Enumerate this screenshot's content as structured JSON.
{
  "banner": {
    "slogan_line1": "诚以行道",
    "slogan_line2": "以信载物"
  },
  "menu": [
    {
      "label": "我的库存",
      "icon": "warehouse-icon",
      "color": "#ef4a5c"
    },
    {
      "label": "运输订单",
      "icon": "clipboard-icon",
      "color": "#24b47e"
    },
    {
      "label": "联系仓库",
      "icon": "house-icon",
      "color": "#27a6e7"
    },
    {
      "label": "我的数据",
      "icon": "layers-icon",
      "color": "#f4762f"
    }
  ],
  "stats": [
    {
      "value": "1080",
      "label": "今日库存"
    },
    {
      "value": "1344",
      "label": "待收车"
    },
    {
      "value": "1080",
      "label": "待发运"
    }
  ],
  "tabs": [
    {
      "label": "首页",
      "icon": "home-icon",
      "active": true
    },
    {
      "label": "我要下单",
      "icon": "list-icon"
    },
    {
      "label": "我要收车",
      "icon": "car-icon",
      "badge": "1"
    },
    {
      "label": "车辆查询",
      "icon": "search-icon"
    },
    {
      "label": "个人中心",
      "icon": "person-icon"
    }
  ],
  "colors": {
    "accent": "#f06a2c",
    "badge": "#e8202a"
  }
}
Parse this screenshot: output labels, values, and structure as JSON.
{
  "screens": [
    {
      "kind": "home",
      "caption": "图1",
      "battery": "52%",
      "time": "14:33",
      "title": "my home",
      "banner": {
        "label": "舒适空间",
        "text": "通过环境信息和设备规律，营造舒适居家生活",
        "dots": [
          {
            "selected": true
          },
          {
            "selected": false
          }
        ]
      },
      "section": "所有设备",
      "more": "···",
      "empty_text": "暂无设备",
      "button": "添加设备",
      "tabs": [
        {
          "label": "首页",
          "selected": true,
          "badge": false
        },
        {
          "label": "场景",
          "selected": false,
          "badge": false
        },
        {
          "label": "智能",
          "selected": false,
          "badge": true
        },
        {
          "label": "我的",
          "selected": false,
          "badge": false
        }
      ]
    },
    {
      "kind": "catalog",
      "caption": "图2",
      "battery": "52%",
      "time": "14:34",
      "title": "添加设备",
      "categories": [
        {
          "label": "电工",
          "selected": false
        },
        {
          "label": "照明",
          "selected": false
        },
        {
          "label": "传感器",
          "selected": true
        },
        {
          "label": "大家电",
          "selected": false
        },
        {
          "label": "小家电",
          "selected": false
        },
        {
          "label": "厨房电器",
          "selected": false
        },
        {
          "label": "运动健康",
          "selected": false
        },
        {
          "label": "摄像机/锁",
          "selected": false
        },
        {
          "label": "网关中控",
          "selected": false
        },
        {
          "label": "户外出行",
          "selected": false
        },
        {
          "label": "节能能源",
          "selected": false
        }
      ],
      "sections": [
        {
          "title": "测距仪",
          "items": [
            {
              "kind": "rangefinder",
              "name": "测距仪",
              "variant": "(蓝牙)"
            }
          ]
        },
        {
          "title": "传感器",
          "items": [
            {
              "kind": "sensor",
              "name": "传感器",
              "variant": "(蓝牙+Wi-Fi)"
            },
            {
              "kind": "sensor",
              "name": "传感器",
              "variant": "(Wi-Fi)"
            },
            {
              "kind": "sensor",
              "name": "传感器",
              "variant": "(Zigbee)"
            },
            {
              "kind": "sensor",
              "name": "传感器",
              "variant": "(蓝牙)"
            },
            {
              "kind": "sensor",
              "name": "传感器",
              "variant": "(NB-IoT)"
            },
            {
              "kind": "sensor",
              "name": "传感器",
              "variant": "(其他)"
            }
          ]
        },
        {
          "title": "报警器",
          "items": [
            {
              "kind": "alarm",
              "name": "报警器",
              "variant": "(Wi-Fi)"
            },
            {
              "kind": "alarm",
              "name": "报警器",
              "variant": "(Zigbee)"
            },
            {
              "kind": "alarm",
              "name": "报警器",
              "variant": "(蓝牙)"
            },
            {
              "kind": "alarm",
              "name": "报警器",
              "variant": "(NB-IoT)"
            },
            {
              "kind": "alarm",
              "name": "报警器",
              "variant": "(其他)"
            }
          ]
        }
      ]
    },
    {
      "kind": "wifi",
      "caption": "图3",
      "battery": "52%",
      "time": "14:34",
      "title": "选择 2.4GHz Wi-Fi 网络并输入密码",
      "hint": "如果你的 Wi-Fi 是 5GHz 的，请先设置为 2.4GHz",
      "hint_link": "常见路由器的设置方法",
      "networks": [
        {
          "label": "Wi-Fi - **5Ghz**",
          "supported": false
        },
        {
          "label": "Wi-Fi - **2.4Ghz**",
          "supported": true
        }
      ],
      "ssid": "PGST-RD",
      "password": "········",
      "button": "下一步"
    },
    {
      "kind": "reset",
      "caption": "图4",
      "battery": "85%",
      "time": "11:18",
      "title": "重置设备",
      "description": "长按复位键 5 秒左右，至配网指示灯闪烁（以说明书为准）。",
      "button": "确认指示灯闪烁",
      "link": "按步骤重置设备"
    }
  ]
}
________
Extract all the material, leaving every line as it is.

● Task output
Enumerate this screenshot's content as structured JSON.
{
  "banner": {
    "slogan_line1": "诚以行道",
    "slogan_line2": "以信载物"
  },
  "menu": [
    {
      "label": "我的库存",
      "icon": "warehouse-icon",
      "color": "#ef4a5c"
    },
    {
      "label": "运输订单",
      "icon": "clipboard-icon",
      "color": "#24b47e"
    },
    {
      "label": "联系仓库",
      "icon": "house-icon",
      "color": "#27a6e7"
    },
    {
      "label": "我的数据",
      "icon": "layers-icon",
      "color": "#f4762f"
    }
  ],
  "stats": [
    {
      "value": "1080",
      "label": "今日库存"
    },
    {
      "value": "1344",
      "label": "待收车"
    },
    {
      "value": "1080",
      "label": "待发运"
    }
  ],
  "tabs": [
    {
      "label": "首页",
      "icon": "home-icon",
      "active": true
    },
    {
      "label": "我要下单",
      "icon": "list-icon"
    },
    {
      "label": "我要收车",
      "icon": "car-icon",
      "badge": "1"
    },
    {
      "label": "车辆查询",
      "icon": "search-icon"
    },
    {
      "label": "个人中心",
      "icon": "person-icon"
    }
  ],
  "colors": {
    "accent": "#f06a2c",
    "badge": "#e8202a"
  }
}
Parse this screenshot: output labels, values, and structure as JSON.
{
  "screens": [
    {
      "kind": "home",
      "caption": "图1",
      "battery": "52%",
      "time": "14:33",
      "title": "my home",
      "banner": {
        "label": "舒适空间",
        "text": "通过环境信息和设备规律，营造舒适居家生活",
        "dots": [
          {
            "selected": true
          },
          {
            "selected": false
          }
        ]
      },
      "section": "所有设备",
      "more": "···",
      "empty_text": "暂无设备",
      "button": "添加设备",
      "tabs": [
        {
          "label": "首页",
          "selected": true,
          "badge": false
        },
        {
          "label": "场景",
          "selected": false,
          "badge": false
        },
        {
          "label": "智能",
          "selected": false,
          "badge": true
        },
        {
          "label": "我的",
          "selected": false,
          "badge": false
        }
      ]
    },
    {
      "kind": "catalog",
      "caption": "图2",
      "battery": "52%",
      "time": "14:34",
      "title": "添加设备",
      "categories": [
        {
          "label": "电工",
          "selected": false
        },
        {
          "label": "照明",
          "selected": false
        },
        {
          "label": "传感器",
          "selected": true
        },
        {
          "label": "大家电",
          "selected": false
        },
        {
          "label": "小家电",
          "selected": false
        },
        {
          "label": "厨房电器",
          "selected": false
        },
        {
          "label": "运动健康",
          "selected": false
        },
        {
          "label": "摄像机/锁",
          "selected": false
        },
        {
          "label": "网关中控",
          "selected": false
        },
        {
          "label": "户外出行",
          "selected": false
        },
        {
          "label": "节能能源",
          "selected": false
        }
      ],
      "sections": [
        {
          "title": "测距仪",
          "items": [
            {
              "kind": "rangefinder",
              "name": "测距仪",
              "variant": "(蓝牙)"
            }
          ]
        },
        {
          "title": "传感器",
          "items": [
            {
              "kind": "sensor",
              "name": "传感器",
              "variant": "(蓝牙+Wi-Fi)"
            },
            {
              "kind": "sensor",
              "name": "传感器",
              "variant": "(Wi-Fi)"
            },
            {
              "kind": "sensor",
              "name": "传感器",
              "variant": "(Zigbee)"
            },
            {
              "kind": "sensor",
              "name": "传感器",
              "variant": "(蓝牙)"
            },
            {
              "kind": "sensor",
              "name": "传感器",
              "variant": "(NB-IoT)"
            },
            {
              "kind": "sensor",
              "name": "传感器",
              "variant": "(其他)"
            }
          ]
        },
        {
          "title": "报警器",
          "items": [
            {
              "kind": "alarm",
              "name": "报警器",
              "variant": "(Wi-Fi)"
            },
            {
              "kind": "alarm",
              "name": "报警器",
              "variant": "(Zigbee)"
            },
            {
              "kind": "alarm",
              "name": "报警器",
              "variant": "(蓝牙)"
            },
            {
              "kind": "alarm",
              "name": "报警器",
              "variant": "(NB-IoT)"
            },
            {
              "kind": "alarm",
              "name": "报警器",
              "variant": "(其他)"
            }
          ]
        }
      ]
    },
    {
      "kind": "wifi",
      "caption": "图3",
      "battery": "52%",
      "time": "14:34",
      "title": "选择 2.4GHz Wi-Fi 网络并输入密码",
      "hint": "如果你的 Wi-Fi 是 5GHz 的，请先设置为 2.4GHz",
      "hint_link": "常见路由器的设置方法",
      "networks": [
        {
          "label": "Wi-Fi - **5Ghz**",
          "supported": false
        },
        {
          "label": "Wi-Fi - **2.4Ghz**",
          "supported": true
        }
      ],
      "ssid": "PGST-RD",
      "password": "········",
      "button": "下一步"
    },
    {
      "kind": "reset",
      "caption": "图4",
      "battery": "85%",
      "time": "11:18",
      "title": "重置设备",
      "description": "长按复位键 5 秒左右，至配网指示灯闪烁（以说明书为准）。",
      "button": "确认指示灯闪烁",
      "link": "按步骤重置设备"
    }
  ]
}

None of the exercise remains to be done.